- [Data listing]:
----------

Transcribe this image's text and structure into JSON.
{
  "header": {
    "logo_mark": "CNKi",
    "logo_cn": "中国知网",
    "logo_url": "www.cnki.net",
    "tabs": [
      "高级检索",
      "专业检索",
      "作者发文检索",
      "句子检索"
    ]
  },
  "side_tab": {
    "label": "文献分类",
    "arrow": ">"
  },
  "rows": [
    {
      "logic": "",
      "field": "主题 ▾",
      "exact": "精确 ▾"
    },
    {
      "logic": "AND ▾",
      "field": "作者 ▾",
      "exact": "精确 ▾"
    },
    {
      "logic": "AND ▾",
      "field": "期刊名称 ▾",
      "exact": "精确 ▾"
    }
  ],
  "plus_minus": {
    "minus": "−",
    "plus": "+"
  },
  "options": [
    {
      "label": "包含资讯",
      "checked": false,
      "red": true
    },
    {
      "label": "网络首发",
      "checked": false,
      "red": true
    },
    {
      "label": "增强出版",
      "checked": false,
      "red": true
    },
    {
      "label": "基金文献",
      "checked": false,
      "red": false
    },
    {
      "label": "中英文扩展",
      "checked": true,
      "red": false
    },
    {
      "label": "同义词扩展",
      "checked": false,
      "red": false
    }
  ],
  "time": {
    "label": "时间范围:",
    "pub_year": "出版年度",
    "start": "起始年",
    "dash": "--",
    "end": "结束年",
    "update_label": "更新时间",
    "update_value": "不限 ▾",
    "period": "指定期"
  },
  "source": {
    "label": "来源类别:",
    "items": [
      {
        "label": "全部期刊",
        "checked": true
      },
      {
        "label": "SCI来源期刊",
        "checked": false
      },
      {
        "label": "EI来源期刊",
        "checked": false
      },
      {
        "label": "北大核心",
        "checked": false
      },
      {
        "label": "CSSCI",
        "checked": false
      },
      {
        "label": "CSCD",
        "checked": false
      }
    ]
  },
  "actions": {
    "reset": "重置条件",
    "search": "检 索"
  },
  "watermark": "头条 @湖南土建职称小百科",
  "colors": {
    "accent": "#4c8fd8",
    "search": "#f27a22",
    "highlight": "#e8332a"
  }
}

----------

- [DIRECTIVE]:
Provide an exact reproduction of all the entries shown above.

- [CORRECT RESPONSE]:
Transcribe this image's text and structure into JSON.
{
  "header": {
    "logo_mark": "CNKi",
    "logo_cn": "中国知网",
    "logo_url": "www.cnki.net",
    "tabs": [
      "高级检索",
      "专业检索",
      "作者发文检索",
      "句子检索"
    ]
  },
  "side_tab": {
    "label": "文献分类",
    "arrow": ">"
  },
  "rows": [
    {
      "logic": "",
      "field": "主题 ▾",
      "exact": "精确 ▾"
    },
    {
      "logic": "AND ▾",
      "field": "作者 ▾",
      "exact": "精确 ▾"
    },
    {
      "logic": "AND ▾",
      "field": "期刊名称 ▾",
      "exact": "精确 ▾"
    }
  ],
  "plus_minus": {
    "minus": "−",
    "plus": "+"
  },
  "options": [
    {
      "label": "包含资讯",
      "checked": false,
      "red": true
    },
    {
      "label": "网络首发",
      "checked": false,
      "red": true
    },
    {
      "label": "增强出版",
      "checked": false,
      "red": true
    },
    {
      "label": "基金文献",
      "checked": false,
      "red": false
    },
    {
      "label": "中英文扩展",
      "checked": true,
      "red": false
    },
    {
      "label": "同义词扩展",
      "checked": false,
      "red": false
    }
  ],
  "time": {
    "label": "时间范围:",
    "pub_year": "出版年度",
    "start": "起始年",
    "dash": "--",
    "end": "结束年",
    "update_label": "更新时间",
    "update_value": "不限 ▾",
    "period": "指定期"
  },
  "source": {
    "label": "来源类别:",
    "items": [
      {
        "label": "全部期刊",
        "checked": true
      },
      {
        "label": "SCI来源期刊",
        "checked": false
      },
      {
        "label": "EI来源期刊",
        "checked": false
      },
      {
        "label": "北大核心",
        "checked": false
      },
      {
        "label": "CSSCI",
        "checked": false
      },
      {
        "label": "CSCD",
        "checked": false
      }
    ]
  },
  "actions": {
    "reset": "重置条件",
    "search": "检 索"
  },
  "watermark": "头条 @湖南土建职称小百科",
  "colors": {
    "accent": "#4c8fd8",
    "search": "#f27a22",
    "highlight": "#e8332a"
  }
}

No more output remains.